▶ REQUEST
Pictures do not belong in the copy; restate the records below word for word.

▶ PROVIDED ENTRIES
↓

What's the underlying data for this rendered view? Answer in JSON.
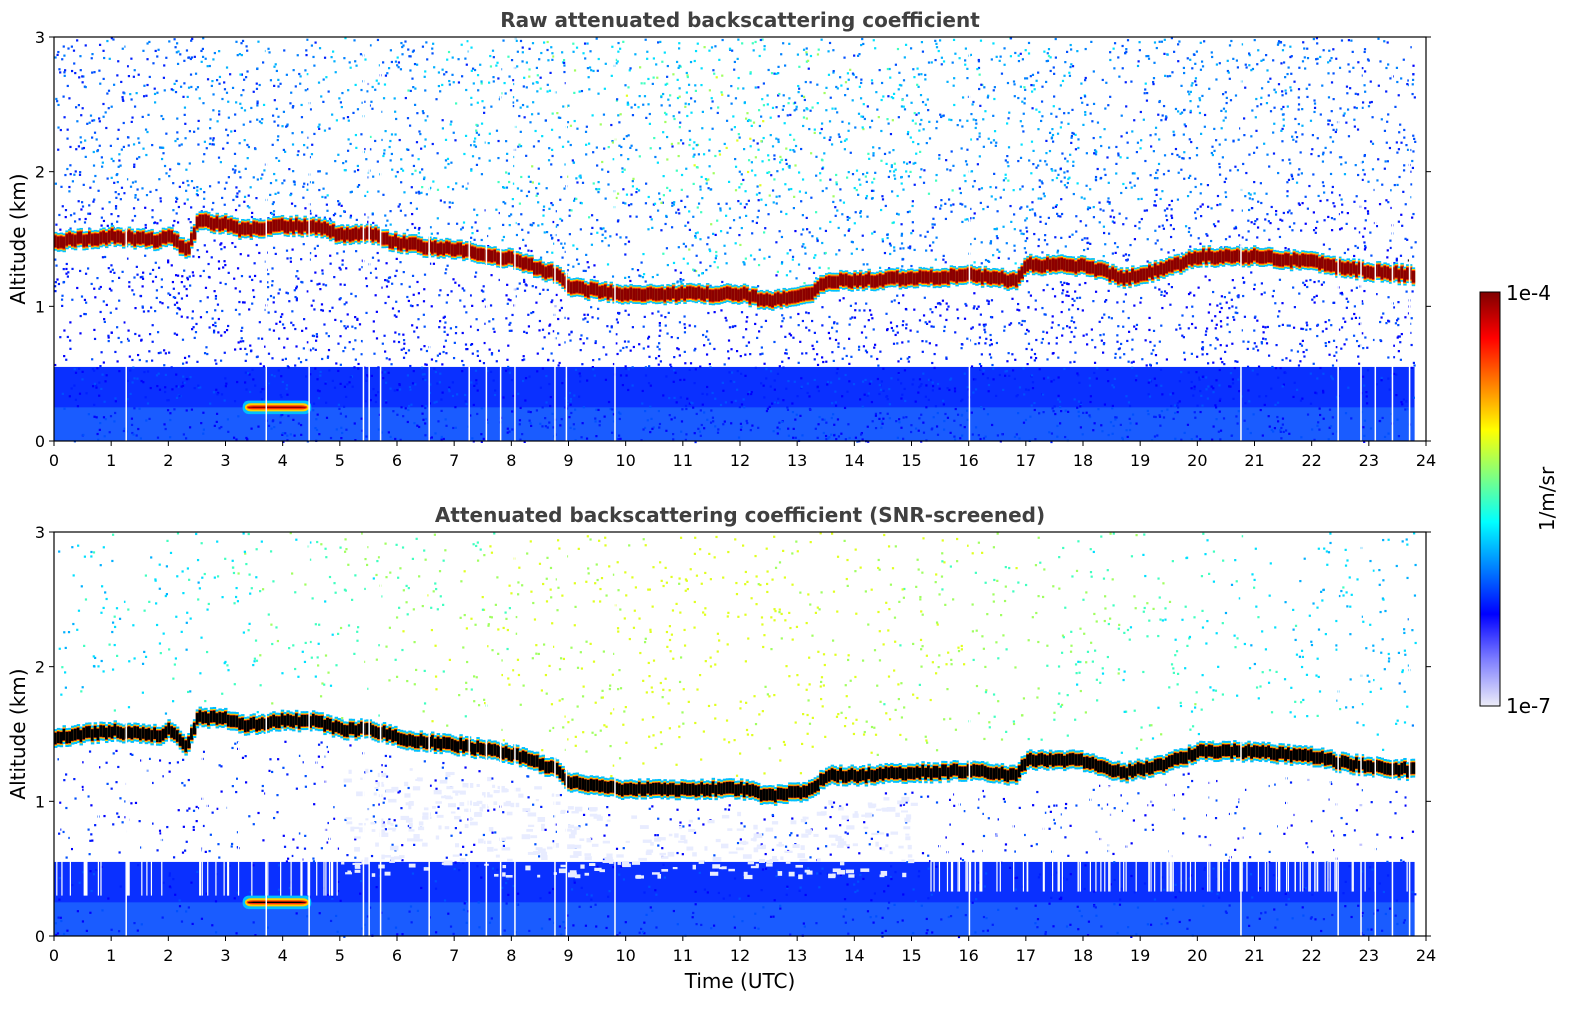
{
  "chart_data": [
    {
      "type": "heatmap",
      "title": "Raw attenuated backscattering coefficient",
      "xlabel": "",
      "ylabel": "Altitude (km)",
      "xlim": [
        0,
        24
      ],
      "ylim": [
        0,
        3
      ],
      "xticks": [
        "0",
        "1",
        "2",
        "3",
        "4",
        "5",
        "6",
        "7",
        "8",
        "9",
        "10",
        "11",
        "12",
        "13",
        "14",
        "15",
        "16",
        "17",
        "18",
        "19",
        "20",
        "21",
        "22",
        "23",
        "24"
      ],
      "yticks": [
        "0",
        "1",
        "2",
        "3"
      ],
      "screened": false
    },
    {
      "type": "heatmap",
      "title": "Attenuated backscattering coefficient (SNR-screened)",
      "xlabel": "Time (UTC)",
      "ylabel": "Altitude (km)",
      "xlim": [
        0,
        24
      ],
      "ylim": [
        0,
        3
      ],
      "xticks": [
        "0",
        "1",
        "2",
        "3",
        "4",
        "5",
        "6",
        "7",
        "8",
        "9",
        "10",
        "11",
        "12",
        "13",
        "14",
        "15",
        "16",
        "17",
        "18",
        "19",
        "20",
        "21",
        "22",
        "23",
        "24"
      ],
      "yticks": [
        "0",
        "1",
        "2",
        "3"
      ],
      "screened": true
    }
  ],
  "colorbar": {
    "label": "1/m/sr",
    "max_label": "1e-4",
    "min_label": "1e-7",
    "colors": [
      "#ededf8",
      "#7f7fff",
      "#0000ff",
      "#0080ff",
      "#00ffff",
      "#80ff80",
      "#ffff00",
      "#ff8000",
      "#ff0000",
      "#800000"
    ]
  },
  "cloud_layer": {
    "description_values_km": "Cloud base height vs time (hours)",
    "time": [
      0,
      1,
      1.8,
      2.0,
      2.3,
      2.5,
      3.0,
      3.3,
      3.6,
      4.0,
      4.6,
      5.0,
      5.5,
      6.0,
      6.5,
      7.0,
      8.0,
      8.8,
      9.0,
      10.0,
      11.0,
      12.0,
      12.5,
      13.2,
      13.5,
      14.0,
      15.0,
      16.0,
      16.8,
      17.0,
      18.0,
      18.7,
      19.0,
      19.5,
      20.0,
      21.0,
      22.0,
      22.5,
      23.0,
      23.8
    ],
    "base_km": [
      1.37,
      1.41,
      1.38,
      1.42,
      1.3,
      1.52,
      1.5,
      1.45,
      1.47,
      1.49,
      1.48,
      1.42,
      1.43,
      1.36,
      1.33,
      1.31,
      1.24,
      1.12,
      1.03,
      0.98,
      0.98,
      0.98,
      0.93,
      0.97,
      1.08,
      1.08,
      1.1,
      1.12,
      1.08,
      1.2,
      1.19,
      1.1,
      1.13,
      1.18,
      1.26,
      1.26,
      1.22,
      1.18,
      1.15,
      1.12
    ]
  },
  "aerosol_patch": {
    "time_start": 3.2,
    "time_end": 4.6,
    "alt_km": [
      0.2,
      0.3
    ]
  }
}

↑

▶ FULL OUTPUT
What's the underlying data for this rendered view? Answer in JSON.
{
  "chart_data": [
    {
      "type": "heatmap",
      "title": "Raw attenuated backscattering coefficient",
      "xlabel": "",
      "ylabel": "Altitude (km)",
      "xlim": [
        0,
        24
      ],
      "ylim": [
        0,
        3
      ],
      "xticks": [
        "0",
        "1",
        "2",
        "3",
        "4",
        "5",
        "6",
        "7",
        "8",
        "9",
        "10",
        "11",
        "12",
        "13",
        "14",
        "15",
        "16",
        "17",
        "18",
        "19",
        "20",
        "21",
        "22",
        "23",
        "24"
      ],
      "yticks": [
        "0",
        "1",
        "2",
        "3"
      ],
      "screened": false
    },
    {
      "type": "heatmap",
      "title": "Attenuated backscattering coefficient (SNR-screened)",
      "xlabel": "Time (UTC)",
      "ylabel": "Altitude (km)",
      "xlim": [
        0,
        24
      ],
      "ylim": [
        0,
        3
      ],
      "xticks": [
        "0",
        "1",
        "2",
        "3",
        "4",
        "5",
        "6",
        "7",
        "8",
        "9",
        "10",
        "11",
        "12",
        "13",
        "14",
        "15",
        "16",
        "17",
        "18",
        "19",
        "20",
        "21",
        "22",
        "23",
        "24"
      ],
      "yticks": [
        "0",
        "1",
        "2",
        "3"
      ],
      "screened": true
    }
  ],
  "colorbar": {
    "label": "1/m/sr",
    "max_label": "1e-4",
    "min_label": "1e-7",
    "colors": [
      "#ededf8",
      "#7f7fff",
      "#0000ff",
      "#0080ff",
      "#00ffff",
      "#80ff80",
      "#ffff00",
      "#ff8000",
      "#ff0000",
      "#800000"
    ]
  },
  "cloud_layer": {
    "description_values_km": "Cloud base height vs time (hours)",
    "time": [
      0,
      1,
      1.8,
      2.0,
      2.3,
      2.5,
      3.0,
      3.3,
      3.6,
      4.0,
      4.6,
      5.0,
      5.5,
      6.0,
      6.5,
      7.0,
      8.0,
      8.8,
      9.0,
      10.0,
      11.0,
      12.0,
      12.5,
      13.2,
      13.5,
      14.0,
      15.0,
      16.0,
      16.8,
      17.0,
      18.0,
      18.7,
      19.0,
      19.5,
      20.0,
      21.0,
      22.0,
      22.5,
      23.0,
      23.8
    ],
    "base_km": [
      1.37,
      1.41,
      1.38,
      1.42,
      1.3,
      1.52,
      1.5,
      1.45,
      1.47,
      1.49,
      1.48,
      1.42,
      1.43,
      1.36,
      1.33,
      1.31,
      1.24,
      1.12,
      1.03,
      0.98,
      0.98,
      0.98,
      0.93,
      0.97,
      1.08,
      1.08,
      1.1,
      1.12,
      1.08,
      1.2,
      1.19,
      1.1,
      1.13,
      1.18,
      1.26,
      1.26,
      1.22,
      1.18,
      1.15,
      1.12
    ]
  },
  "aerosol_patch": {
    "time_start": 3.2,
    "time_end": 4.6,
    "alt_km": [
      0.2,
      0.3
    ]
  }
}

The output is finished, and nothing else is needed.